- _Objective_: Go through the entries below, tally each line with the string "title", and give the final number by itself.

────────────────────

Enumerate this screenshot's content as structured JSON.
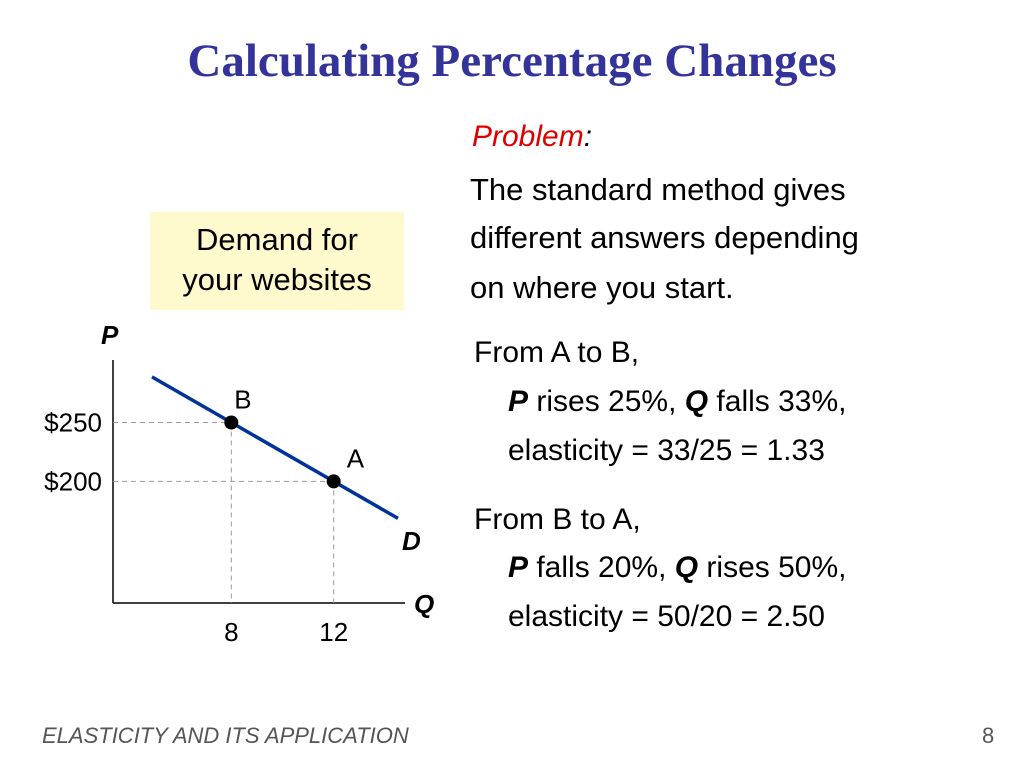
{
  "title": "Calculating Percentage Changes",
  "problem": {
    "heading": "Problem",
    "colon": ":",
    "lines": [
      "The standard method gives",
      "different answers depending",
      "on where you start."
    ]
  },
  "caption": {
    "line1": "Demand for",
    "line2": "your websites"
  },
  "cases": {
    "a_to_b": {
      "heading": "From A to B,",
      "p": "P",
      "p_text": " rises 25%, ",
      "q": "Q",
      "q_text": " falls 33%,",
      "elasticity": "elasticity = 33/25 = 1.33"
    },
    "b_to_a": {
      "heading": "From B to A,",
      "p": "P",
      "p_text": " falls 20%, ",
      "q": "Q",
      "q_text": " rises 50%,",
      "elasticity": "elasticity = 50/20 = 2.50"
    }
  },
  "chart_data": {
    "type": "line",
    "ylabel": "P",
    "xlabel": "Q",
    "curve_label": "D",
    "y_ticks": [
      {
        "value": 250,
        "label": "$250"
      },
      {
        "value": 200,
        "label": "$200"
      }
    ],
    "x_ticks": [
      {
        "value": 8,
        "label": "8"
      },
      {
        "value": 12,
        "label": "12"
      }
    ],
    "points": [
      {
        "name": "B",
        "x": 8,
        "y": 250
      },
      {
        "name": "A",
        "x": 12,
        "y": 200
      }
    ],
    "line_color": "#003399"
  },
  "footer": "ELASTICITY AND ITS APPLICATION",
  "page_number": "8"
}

────────────────────

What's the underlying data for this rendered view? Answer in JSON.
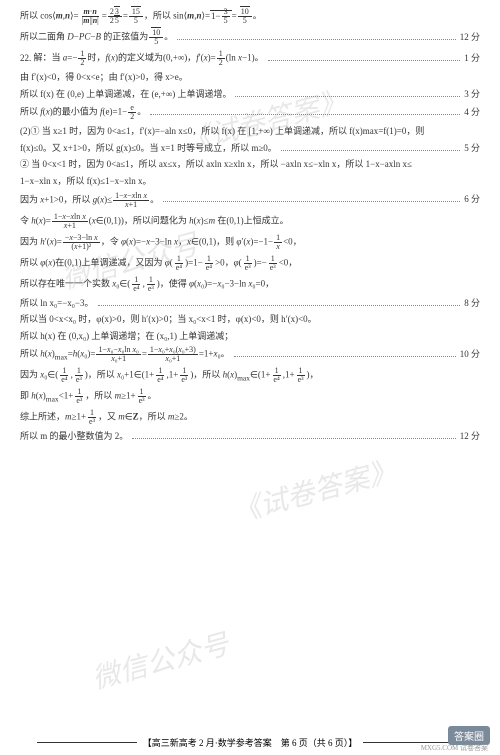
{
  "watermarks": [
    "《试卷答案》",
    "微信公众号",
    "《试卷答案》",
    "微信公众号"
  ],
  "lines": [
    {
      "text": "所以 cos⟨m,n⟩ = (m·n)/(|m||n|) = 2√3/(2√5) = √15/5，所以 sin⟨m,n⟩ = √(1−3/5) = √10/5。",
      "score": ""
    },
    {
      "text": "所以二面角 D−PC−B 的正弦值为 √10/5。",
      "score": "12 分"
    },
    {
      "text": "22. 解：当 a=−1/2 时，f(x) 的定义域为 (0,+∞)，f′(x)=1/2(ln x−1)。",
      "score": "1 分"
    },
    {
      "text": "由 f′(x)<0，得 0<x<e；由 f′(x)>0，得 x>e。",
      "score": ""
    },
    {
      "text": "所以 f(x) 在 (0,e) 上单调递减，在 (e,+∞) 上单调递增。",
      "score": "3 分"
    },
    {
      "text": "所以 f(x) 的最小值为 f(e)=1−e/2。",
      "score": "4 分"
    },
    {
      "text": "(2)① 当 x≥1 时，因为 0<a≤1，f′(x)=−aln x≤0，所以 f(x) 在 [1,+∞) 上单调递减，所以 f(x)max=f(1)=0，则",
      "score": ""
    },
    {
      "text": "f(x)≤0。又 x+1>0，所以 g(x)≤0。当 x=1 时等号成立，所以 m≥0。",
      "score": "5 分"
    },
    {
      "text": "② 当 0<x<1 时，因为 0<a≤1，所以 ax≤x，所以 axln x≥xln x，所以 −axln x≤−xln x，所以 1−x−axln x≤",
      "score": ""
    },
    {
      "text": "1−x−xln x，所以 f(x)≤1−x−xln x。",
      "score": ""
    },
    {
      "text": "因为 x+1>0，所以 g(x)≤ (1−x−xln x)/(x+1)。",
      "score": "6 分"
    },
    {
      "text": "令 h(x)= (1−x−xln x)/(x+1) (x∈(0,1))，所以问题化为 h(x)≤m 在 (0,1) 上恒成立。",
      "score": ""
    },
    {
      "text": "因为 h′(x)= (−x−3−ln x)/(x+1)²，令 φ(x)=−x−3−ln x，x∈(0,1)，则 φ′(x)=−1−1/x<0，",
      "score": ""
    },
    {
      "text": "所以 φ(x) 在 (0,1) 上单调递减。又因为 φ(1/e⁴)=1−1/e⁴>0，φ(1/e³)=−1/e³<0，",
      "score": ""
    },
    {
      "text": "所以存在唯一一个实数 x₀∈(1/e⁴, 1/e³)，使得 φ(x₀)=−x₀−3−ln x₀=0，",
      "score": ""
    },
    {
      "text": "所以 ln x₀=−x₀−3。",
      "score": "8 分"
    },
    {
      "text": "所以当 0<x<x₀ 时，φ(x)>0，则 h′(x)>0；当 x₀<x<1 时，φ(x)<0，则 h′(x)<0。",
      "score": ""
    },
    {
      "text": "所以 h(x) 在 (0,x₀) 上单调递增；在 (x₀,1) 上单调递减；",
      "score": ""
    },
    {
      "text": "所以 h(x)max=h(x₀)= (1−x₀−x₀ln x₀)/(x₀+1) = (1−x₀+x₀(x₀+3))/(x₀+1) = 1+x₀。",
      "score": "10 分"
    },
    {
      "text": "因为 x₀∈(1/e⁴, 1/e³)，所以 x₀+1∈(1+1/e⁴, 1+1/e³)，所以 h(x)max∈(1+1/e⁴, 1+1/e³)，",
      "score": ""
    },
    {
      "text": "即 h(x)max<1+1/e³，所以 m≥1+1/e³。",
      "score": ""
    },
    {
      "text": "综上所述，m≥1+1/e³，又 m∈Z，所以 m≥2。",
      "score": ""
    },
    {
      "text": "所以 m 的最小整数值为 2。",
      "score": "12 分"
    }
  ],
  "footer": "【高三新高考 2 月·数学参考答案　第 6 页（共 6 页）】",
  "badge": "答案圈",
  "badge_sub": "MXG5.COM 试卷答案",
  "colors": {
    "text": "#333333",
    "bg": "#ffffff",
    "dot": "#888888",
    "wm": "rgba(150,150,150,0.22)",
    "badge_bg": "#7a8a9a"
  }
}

────────────────────

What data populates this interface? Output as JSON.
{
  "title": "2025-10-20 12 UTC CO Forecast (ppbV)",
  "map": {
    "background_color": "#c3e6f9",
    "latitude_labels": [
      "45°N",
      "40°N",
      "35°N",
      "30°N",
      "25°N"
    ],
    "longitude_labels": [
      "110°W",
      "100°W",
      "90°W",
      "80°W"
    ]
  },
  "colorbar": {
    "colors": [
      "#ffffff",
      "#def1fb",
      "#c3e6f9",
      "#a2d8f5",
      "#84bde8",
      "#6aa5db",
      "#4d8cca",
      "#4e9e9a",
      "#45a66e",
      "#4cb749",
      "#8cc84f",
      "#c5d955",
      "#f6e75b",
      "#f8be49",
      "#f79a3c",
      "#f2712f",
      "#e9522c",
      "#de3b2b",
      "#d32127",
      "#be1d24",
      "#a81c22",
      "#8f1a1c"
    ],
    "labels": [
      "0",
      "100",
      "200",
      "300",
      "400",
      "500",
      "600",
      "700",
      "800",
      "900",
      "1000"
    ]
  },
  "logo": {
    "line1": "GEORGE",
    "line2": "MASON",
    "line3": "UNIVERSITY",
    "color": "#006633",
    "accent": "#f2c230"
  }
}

────────────────────

- _Result for this exercise_: 2